* **What you should do**
Copy out the lines that have "ffffff" in them.

* **Raw data**
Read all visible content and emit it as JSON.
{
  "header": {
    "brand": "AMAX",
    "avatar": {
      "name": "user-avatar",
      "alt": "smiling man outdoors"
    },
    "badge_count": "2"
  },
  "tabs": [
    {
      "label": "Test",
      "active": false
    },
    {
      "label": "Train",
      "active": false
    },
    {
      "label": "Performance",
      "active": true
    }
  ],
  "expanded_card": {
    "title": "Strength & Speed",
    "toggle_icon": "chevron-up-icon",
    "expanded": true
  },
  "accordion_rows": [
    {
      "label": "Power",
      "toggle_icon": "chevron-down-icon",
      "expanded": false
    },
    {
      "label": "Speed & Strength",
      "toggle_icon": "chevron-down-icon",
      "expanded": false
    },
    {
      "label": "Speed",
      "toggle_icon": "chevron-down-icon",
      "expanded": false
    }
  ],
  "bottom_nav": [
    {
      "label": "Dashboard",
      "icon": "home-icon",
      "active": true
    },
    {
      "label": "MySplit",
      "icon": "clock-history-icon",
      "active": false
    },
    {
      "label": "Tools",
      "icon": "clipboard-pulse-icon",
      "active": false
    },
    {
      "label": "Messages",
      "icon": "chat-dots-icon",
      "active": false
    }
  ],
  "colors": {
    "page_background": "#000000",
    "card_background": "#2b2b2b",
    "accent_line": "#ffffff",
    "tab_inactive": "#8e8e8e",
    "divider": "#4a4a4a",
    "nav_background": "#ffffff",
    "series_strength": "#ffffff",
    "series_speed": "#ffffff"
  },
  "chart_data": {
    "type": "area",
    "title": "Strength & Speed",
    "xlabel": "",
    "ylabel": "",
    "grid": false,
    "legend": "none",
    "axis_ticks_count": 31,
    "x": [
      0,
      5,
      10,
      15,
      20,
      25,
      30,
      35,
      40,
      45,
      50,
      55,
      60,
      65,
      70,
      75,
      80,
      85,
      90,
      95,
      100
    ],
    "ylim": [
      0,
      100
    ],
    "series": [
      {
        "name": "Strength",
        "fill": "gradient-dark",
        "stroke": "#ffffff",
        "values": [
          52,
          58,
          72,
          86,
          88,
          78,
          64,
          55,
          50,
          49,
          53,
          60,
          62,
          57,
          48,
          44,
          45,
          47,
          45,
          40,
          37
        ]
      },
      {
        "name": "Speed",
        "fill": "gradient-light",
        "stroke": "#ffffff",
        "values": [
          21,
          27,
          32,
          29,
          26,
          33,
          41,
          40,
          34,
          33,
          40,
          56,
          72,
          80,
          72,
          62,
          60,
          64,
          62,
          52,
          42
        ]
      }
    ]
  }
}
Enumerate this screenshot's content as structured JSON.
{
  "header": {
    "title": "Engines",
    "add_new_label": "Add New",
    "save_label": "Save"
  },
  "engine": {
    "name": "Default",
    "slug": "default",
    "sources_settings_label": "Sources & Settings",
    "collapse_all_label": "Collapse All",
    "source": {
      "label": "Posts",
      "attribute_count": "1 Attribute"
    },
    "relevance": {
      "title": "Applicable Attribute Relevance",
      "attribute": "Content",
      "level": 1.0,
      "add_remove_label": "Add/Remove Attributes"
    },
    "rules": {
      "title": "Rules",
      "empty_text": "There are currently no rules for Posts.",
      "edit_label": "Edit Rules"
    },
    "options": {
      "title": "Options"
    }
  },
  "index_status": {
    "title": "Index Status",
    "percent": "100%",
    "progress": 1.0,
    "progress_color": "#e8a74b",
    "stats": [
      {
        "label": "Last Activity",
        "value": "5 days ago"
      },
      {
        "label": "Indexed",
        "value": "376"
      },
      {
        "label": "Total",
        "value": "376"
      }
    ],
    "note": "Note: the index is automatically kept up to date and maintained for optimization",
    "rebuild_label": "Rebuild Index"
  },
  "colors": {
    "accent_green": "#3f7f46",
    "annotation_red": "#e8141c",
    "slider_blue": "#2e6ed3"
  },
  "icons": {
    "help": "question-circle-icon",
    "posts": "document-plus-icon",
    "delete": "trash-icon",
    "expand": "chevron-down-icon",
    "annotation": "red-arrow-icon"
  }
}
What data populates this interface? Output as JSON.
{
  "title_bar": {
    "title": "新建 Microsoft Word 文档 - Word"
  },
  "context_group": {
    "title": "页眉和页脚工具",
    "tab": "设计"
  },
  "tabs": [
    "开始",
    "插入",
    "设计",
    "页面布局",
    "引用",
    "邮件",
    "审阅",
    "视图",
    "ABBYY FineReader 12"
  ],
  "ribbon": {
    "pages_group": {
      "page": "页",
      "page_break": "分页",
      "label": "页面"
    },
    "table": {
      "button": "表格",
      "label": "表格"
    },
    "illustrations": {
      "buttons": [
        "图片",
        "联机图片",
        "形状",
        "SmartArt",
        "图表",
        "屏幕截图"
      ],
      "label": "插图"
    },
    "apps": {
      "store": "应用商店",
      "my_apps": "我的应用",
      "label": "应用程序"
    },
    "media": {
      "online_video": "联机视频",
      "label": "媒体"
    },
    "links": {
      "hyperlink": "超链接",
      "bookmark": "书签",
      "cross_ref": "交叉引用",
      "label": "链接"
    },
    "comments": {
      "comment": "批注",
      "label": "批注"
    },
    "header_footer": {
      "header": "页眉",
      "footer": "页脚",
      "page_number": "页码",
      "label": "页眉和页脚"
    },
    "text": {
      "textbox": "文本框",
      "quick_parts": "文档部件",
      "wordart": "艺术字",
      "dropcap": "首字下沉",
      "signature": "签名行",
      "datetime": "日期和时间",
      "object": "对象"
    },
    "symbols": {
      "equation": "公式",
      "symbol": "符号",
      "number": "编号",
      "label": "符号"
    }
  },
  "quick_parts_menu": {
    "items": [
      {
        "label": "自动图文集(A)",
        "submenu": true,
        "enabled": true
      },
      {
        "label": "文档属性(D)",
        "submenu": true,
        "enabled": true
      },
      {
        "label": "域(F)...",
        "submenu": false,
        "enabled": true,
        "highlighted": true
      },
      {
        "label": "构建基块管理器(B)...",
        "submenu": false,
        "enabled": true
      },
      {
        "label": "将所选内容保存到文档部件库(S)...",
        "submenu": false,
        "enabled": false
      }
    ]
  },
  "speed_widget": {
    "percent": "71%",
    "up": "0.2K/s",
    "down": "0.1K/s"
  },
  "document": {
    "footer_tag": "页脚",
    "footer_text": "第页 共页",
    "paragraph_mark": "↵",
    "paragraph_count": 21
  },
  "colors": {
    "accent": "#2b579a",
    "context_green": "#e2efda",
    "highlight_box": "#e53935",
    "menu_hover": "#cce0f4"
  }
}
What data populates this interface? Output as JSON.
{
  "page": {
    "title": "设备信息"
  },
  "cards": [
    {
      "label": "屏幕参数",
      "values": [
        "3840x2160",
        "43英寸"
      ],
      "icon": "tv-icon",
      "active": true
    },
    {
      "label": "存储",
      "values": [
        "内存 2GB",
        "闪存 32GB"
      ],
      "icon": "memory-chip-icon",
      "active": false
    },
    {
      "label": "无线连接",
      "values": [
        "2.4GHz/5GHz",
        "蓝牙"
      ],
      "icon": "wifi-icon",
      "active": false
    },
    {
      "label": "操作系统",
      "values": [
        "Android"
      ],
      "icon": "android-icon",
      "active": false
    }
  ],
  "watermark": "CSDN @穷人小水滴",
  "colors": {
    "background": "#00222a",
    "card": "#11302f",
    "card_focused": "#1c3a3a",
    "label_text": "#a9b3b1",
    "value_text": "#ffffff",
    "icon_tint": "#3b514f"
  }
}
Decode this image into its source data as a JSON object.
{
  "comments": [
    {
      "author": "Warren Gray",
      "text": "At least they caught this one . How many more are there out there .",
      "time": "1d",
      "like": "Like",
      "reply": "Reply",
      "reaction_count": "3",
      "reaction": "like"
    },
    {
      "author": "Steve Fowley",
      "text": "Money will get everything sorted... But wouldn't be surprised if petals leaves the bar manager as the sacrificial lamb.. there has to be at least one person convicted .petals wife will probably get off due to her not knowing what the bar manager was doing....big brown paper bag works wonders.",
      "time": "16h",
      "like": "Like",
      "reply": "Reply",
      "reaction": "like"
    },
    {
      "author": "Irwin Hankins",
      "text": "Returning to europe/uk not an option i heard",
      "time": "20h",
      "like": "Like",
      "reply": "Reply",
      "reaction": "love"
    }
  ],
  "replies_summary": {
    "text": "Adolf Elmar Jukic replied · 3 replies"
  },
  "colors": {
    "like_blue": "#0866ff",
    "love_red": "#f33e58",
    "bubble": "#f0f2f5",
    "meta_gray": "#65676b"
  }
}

* **Finished answer**
    "accent_line": "#ffffff",
    "nav_background": "#ffffff",
    "series_strength": "#ffffff",
    "series_speed": "#ffffff"
        "stroke": "#ffffff",
        "stroke": "#ffffff",
    "value_text": "#ffffff",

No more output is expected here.